**Dataset excerpts**
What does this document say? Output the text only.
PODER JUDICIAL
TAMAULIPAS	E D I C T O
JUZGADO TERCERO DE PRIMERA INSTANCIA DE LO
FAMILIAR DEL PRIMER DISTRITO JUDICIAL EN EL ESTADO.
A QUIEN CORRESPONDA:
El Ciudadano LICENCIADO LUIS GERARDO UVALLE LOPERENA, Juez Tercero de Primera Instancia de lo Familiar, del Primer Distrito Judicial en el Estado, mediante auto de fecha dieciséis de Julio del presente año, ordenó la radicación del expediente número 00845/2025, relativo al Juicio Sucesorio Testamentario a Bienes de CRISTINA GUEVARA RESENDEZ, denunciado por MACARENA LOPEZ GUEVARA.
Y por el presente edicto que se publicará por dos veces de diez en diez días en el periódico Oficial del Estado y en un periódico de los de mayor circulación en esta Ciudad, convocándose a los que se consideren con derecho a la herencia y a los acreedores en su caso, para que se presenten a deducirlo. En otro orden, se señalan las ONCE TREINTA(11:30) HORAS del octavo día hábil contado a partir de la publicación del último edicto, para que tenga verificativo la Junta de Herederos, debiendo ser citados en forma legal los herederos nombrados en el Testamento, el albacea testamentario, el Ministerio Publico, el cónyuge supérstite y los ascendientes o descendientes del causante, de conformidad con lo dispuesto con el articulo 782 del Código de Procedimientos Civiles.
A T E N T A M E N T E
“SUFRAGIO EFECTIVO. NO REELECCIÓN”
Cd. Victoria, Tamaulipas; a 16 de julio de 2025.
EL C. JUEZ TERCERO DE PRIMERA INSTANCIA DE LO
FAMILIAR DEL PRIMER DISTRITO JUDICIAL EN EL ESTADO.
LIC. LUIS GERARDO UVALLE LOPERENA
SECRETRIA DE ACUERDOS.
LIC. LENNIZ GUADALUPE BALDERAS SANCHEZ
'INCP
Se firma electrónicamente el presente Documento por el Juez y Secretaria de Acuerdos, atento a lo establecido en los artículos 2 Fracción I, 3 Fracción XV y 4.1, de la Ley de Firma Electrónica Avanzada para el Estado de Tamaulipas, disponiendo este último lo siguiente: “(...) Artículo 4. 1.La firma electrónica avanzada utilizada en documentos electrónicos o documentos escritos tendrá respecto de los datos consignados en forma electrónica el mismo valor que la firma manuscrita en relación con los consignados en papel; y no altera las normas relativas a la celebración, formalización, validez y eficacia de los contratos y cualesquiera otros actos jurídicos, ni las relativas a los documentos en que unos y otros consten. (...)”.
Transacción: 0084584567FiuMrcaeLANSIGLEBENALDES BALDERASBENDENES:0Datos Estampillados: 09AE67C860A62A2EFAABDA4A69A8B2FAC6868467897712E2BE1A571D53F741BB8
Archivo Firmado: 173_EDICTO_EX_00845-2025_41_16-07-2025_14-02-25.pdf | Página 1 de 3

==

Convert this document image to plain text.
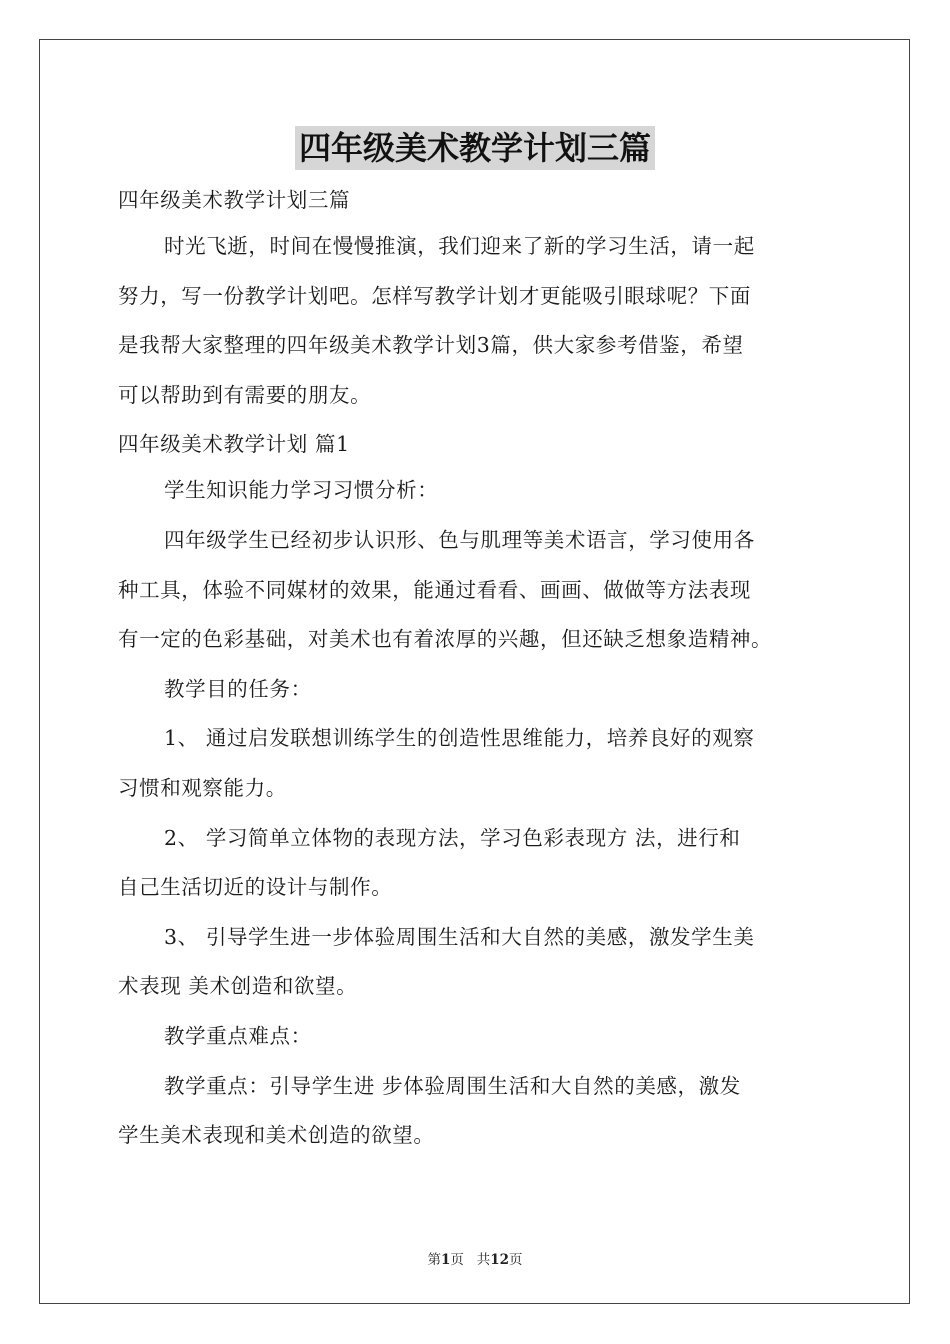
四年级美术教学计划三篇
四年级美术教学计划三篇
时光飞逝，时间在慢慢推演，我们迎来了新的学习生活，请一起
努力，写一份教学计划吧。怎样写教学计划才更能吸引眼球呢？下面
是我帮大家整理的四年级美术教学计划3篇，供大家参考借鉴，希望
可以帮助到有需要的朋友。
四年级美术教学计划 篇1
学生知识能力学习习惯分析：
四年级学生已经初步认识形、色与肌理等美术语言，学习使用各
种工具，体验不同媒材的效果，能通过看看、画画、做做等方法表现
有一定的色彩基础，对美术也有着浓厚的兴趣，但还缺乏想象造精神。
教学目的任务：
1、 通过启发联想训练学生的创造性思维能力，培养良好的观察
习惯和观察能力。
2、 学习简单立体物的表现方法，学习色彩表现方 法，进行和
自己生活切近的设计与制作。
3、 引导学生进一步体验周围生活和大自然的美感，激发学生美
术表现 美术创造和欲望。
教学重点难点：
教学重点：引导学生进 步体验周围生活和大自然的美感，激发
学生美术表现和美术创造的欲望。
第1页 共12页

**Problem**
In the entries above, how many lines hold the word "LOPERENA"? State the number and nothing else.

**Result for this exercise**
2